BEGIN DATA EXCERPTS

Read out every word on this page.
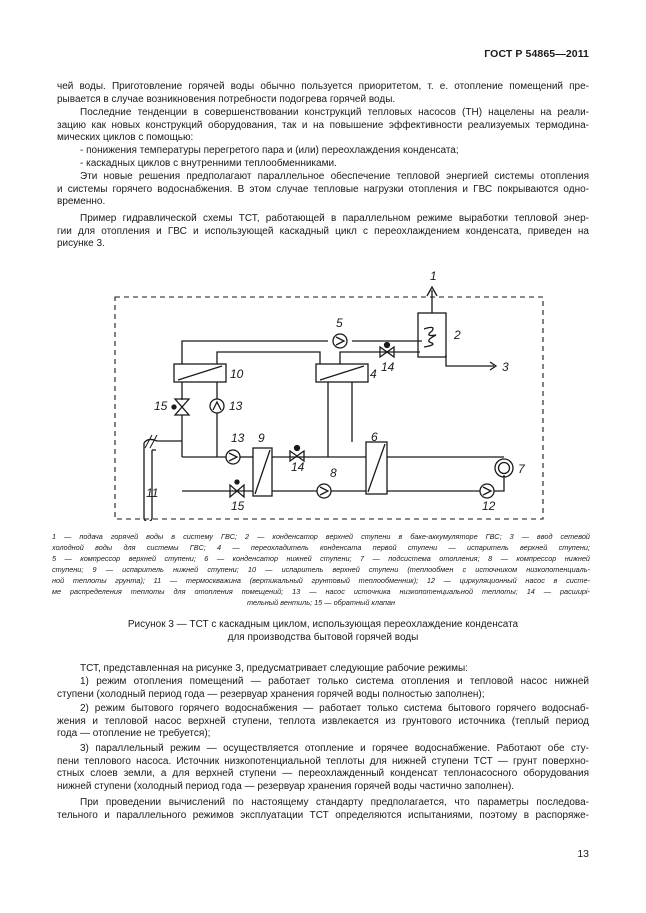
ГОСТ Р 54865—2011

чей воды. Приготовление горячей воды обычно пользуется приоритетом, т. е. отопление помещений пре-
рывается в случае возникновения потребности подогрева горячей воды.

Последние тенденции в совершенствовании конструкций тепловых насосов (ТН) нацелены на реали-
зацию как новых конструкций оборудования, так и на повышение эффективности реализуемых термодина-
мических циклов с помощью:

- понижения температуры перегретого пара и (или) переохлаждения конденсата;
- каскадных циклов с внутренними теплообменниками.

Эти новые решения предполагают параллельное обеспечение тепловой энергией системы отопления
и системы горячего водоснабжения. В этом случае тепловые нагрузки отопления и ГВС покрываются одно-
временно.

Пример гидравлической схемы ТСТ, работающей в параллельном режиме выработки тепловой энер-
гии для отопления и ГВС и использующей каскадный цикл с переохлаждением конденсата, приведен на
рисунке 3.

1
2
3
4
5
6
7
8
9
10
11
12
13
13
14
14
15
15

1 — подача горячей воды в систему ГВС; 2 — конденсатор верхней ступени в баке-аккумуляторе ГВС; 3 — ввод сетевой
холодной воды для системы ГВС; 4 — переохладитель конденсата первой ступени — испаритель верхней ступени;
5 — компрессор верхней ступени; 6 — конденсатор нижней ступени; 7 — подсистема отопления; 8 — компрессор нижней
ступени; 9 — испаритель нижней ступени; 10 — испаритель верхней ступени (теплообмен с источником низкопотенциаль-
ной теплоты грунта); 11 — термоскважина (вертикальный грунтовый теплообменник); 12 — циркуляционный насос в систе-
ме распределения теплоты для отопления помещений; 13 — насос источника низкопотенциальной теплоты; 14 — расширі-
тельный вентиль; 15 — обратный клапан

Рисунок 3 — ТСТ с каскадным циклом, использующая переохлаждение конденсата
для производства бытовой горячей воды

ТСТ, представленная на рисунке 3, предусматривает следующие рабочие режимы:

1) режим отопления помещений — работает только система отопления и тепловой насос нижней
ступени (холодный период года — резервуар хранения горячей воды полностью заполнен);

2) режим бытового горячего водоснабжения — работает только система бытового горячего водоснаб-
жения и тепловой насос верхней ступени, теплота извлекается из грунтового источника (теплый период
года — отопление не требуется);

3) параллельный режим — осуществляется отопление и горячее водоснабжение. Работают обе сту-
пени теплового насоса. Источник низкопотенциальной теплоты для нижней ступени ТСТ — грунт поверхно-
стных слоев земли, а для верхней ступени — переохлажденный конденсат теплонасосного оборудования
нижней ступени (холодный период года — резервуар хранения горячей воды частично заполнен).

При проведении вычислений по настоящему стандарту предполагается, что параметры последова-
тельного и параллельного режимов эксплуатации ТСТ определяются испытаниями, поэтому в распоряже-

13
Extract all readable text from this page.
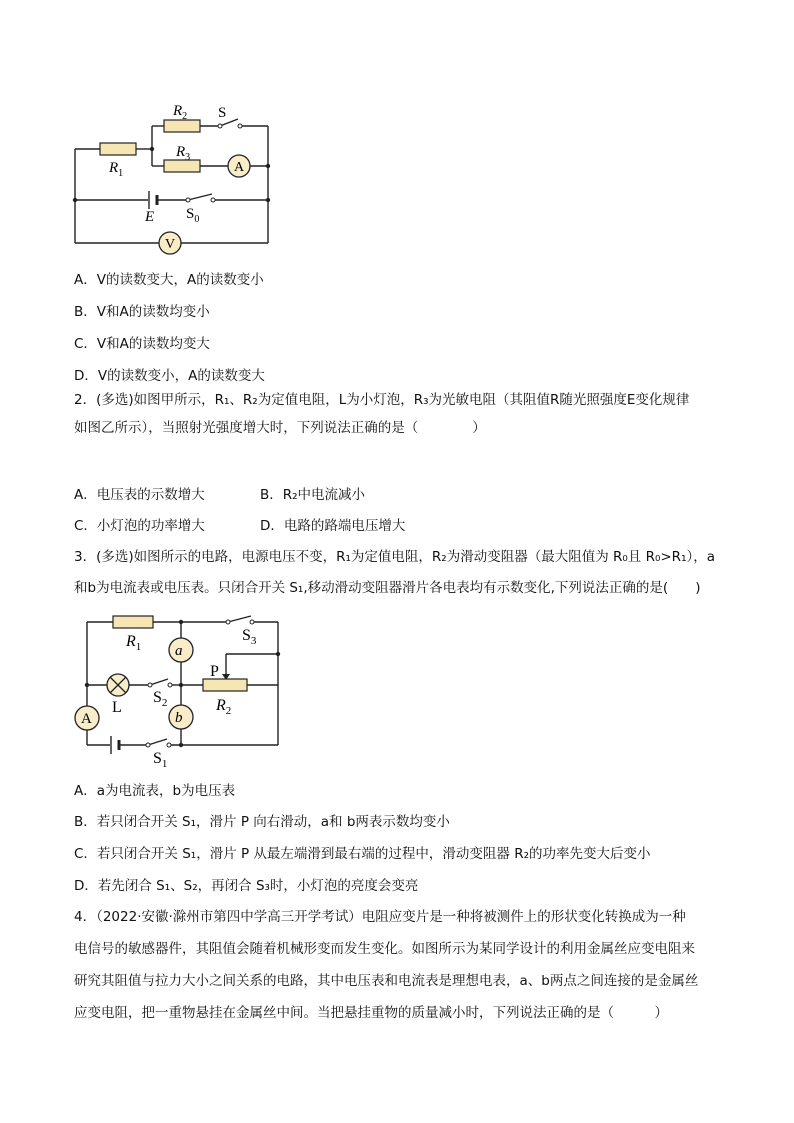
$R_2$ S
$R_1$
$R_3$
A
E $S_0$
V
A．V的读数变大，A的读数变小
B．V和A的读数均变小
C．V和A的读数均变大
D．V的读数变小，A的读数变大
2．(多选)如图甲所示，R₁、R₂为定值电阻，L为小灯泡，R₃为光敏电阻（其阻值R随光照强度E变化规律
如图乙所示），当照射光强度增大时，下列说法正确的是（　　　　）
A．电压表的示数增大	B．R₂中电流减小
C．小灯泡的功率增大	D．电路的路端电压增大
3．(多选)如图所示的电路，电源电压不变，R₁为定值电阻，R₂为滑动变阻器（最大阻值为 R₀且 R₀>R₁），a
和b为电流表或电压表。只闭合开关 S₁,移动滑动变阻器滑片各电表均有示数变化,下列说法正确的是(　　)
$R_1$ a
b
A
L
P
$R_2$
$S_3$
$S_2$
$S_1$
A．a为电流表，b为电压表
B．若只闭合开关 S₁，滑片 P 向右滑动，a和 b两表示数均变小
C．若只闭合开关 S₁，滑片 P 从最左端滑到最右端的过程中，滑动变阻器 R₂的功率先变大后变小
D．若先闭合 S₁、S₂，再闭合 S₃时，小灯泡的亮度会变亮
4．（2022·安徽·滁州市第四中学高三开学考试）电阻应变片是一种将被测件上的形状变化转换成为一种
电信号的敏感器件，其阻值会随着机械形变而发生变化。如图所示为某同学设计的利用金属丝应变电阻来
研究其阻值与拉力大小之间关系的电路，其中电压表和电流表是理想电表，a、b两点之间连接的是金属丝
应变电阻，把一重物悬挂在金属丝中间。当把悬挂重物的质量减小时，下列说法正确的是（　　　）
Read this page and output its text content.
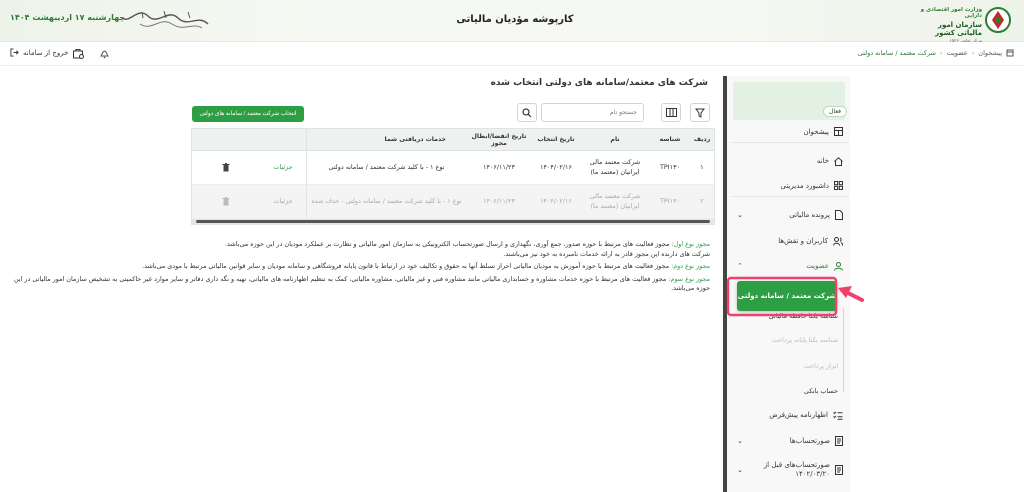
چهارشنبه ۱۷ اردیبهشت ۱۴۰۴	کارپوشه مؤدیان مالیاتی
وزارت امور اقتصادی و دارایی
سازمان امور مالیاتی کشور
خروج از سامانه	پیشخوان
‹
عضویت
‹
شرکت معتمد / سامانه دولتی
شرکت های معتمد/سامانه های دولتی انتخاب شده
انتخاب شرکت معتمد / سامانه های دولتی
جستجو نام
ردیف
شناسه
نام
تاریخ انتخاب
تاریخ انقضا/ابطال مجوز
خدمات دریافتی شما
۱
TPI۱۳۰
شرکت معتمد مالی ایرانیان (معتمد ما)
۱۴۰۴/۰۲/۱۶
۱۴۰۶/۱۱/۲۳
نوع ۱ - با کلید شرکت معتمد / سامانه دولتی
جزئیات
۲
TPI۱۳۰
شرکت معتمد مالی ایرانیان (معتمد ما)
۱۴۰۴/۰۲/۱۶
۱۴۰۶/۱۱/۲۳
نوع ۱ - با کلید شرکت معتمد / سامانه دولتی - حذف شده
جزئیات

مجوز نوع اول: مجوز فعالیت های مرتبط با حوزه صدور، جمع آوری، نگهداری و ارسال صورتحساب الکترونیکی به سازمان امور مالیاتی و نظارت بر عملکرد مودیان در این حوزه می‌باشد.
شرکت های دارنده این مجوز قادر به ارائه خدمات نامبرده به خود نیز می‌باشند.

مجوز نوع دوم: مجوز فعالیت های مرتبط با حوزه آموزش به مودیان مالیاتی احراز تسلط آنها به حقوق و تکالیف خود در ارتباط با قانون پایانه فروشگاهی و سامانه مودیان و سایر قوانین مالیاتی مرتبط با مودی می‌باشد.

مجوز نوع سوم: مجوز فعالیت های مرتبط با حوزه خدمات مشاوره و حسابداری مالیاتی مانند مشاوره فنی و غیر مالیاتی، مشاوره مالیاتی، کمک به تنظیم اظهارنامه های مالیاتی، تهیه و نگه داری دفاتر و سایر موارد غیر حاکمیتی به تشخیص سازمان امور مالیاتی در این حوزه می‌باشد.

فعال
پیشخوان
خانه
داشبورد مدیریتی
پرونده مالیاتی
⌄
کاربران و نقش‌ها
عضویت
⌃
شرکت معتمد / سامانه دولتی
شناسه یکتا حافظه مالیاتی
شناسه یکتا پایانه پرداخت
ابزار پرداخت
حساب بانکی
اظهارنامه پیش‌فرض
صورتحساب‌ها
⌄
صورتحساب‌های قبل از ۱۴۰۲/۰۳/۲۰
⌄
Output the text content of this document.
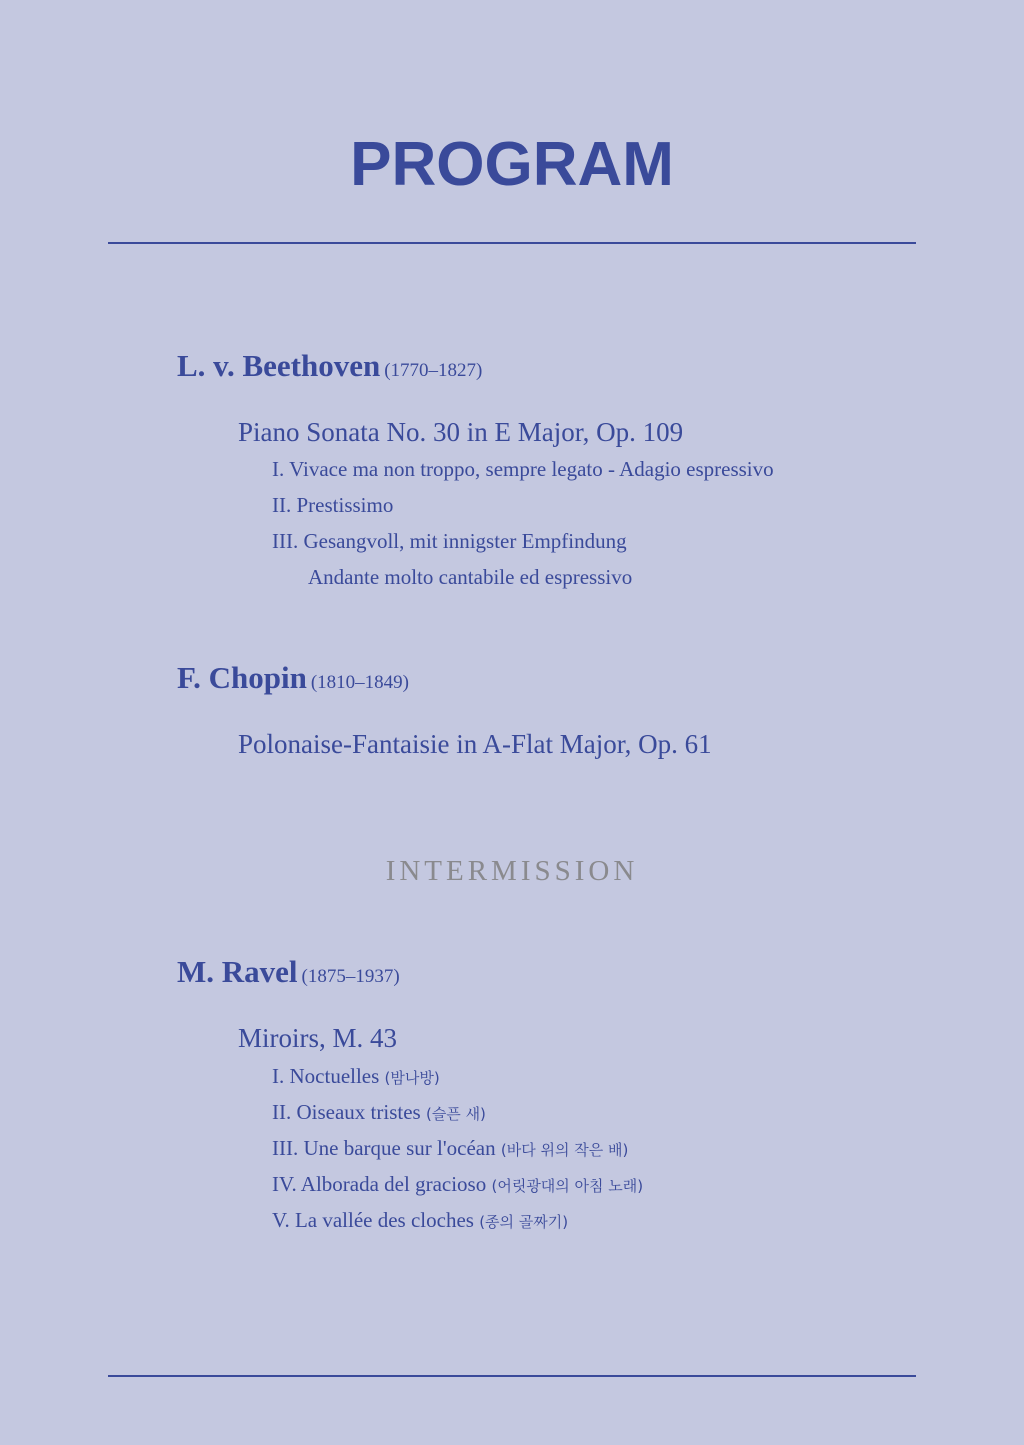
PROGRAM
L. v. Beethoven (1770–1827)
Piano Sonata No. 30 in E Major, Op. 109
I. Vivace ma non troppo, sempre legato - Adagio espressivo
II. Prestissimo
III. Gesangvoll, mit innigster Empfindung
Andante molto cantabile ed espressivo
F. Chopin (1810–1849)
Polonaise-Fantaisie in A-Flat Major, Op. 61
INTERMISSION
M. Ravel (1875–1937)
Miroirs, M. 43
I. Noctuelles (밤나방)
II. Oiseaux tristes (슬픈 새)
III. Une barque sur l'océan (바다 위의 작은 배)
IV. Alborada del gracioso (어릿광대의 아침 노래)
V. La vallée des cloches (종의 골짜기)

END DATA EXCERPTS

— DIRECTIONS FOR THIS TASK —
Using the records above, copy every line that has the word "سایر" in it.

— EXERCISE RESPONSE —
مجوز نوع دوم: مجوز فعالیت های مرتبط با حوزه آموزش به مودیان مالیاتی احراز تسلط آنها به حقوق و تکالیف خود در ارتباط با قانون پایانه فروشگاهی و سامانه مودیان و سایر قوانین مالیاتی مرتبط با مودی می‌باشد.
مجوز نوع سوم: مجوز فعالیت های مرتبط با حوزه خدمات مشاوره و حسابداری مالیاتی مانند مشاوره فنی و غیر مالیاتی، مشاوره مالیاتی، کمک به تنظیم اظهارنامه های مالیاتی، تهیه و نگه داری دفاتر و سایر موارد غیر حاکمیتی به تشخیص سازمان امور مالیاتی در این حوزه می‌باشد.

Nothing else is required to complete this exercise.